Stated problem » Output all lines exactly.

Data for processing »
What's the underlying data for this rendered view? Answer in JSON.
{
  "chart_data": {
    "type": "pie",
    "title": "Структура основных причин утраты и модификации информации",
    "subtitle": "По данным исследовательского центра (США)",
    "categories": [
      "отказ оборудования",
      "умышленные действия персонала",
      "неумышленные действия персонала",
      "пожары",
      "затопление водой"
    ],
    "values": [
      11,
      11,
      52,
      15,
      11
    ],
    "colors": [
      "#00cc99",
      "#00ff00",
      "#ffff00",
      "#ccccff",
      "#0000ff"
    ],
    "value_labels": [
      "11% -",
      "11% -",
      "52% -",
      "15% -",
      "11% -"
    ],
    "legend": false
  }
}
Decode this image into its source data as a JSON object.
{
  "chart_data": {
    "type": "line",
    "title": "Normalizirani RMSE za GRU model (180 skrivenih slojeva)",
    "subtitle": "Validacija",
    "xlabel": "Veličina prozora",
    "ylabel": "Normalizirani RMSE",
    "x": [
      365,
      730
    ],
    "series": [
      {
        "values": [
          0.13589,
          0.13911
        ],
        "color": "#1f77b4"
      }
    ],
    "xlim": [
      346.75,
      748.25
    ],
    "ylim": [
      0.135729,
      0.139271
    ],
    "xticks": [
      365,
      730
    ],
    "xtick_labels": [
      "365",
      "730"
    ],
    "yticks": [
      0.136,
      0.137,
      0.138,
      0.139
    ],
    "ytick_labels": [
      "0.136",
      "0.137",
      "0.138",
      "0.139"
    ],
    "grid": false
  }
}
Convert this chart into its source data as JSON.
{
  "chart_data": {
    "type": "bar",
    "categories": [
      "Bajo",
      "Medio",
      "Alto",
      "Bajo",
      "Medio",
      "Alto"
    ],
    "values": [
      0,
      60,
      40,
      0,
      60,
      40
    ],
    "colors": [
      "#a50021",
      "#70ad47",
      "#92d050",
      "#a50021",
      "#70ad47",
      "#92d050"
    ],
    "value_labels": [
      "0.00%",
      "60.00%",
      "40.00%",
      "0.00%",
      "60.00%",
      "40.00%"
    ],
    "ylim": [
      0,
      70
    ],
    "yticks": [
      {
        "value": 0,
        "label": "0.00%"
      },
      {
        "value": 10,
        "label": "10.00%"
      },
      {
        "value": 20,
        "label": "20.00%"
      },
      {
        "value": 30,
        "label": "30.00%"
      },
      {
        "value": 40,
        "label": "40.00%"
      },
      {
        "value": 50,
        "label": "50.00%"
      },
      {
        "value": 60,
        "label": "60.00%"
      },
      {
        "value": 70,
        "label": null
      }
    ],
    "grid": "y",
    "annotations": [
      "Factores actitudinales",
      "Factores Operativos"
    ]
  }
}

Written reply »
What's the underlying data for this rendered view? Answer in JSON.
{
  "chart_data": {
    "type": "pie",
    "title": "Структура основных причин утраты и модификации информации",
    "subtitle": "По данным исследовательского центра (США)",
    "categories": [
      "отказ оборудования",
      "умышленные действия персонала",
      "неумышленные действия персонала",
      "пожары",
      "затопление водой"
    ],
    "values": [
      11,
      11,
      52,
      15,
      11
    ],
    "colors": [
      "#00cc99",
      "#00ff00",
      "#ffff00",
      "#ccccff",
      "#0000ff"
    ],
    "value_labels": [
      "11% -",
      "11% -",
      "52% -",
      "15% -",
      "11% -"
    ],
    "legend": false
  }
}
Decode this image into its source data as a JSON object.
{
  "chart_data": {
    "type": "line",
    "title": "Normalizirani RMSE za GRU model (180 skrivenih slojeva)",
    "subtitle": "Validacija",
    "xlabel": "Veličina prozora",
    "ylabel": "Normalizirani RMSE",
    "x": [
      365,
      730
    ],
    "series": [
      {
        "values": [
          0.13589,
          0.13911
        ],
        "color": "#1f77b4"
      }
    ],
    "xlim": [
      346.75,
      748.25
    ],
    "ylim": [
      0.135729,
      0.139271
    ],
    "xticks": [
      365,
      730
    ],
    "xtick_labels": [
      "365",
      "730"
    ],
    "yticks": [
      0.136,
      0.137,
      0.138,
      0.139
    ],
    "ytick_labels": [
      "0.136",
      "0.137",
      "0.138",
      "0.139"
    ],
    "grid": false
  }
}
Convert this chart into its source data as JSON.
{
  "chart_data": {
    "type": "bar",
    "categories": [
      "Bajo",
      "Medio",
      "Alto",
      "Bajo",
      "Medio",
      "Alto"
    ],
    "values": [
      0,
      60,
      40,
      0,
      60,
      40
    ],
    "colors": [
      "#a50021",
      "#70ad47",
      "#92d050",
      "#a50021",
      "#70ad47",
      "#92d050"
    ],
    "value_labels": [
      "0.00%",
      "60.00%",
      "40.00%",
      "0.00%",
      "60.00%",
      "40.00%"
    ],
    "ylim": [
      0,
      70
    ],
    "yticks": [
      {
        "value": 0,
        "label": "0.00%"
      },
      {
        "value": 10,
        "label": "10.00%"
      },
      {
        "value": 20,
        "label": "20.00%"
      },
      {
        "value": 30,
        "label": "30.00%"
      },
      {
        "value": 40,
        "label": "40.00%"
      },
      {
        "value": 50,
        "label": "50.00%"
      },
      {
        "value": 60,
        "label": "60.00%"
      },
      {
        "value": 70,
        "label": null
      }
    ],
    "grid": "y",
    "annotations": [
      "Factores actitudinales",
      "Factores Operativos"
    ]
  }
}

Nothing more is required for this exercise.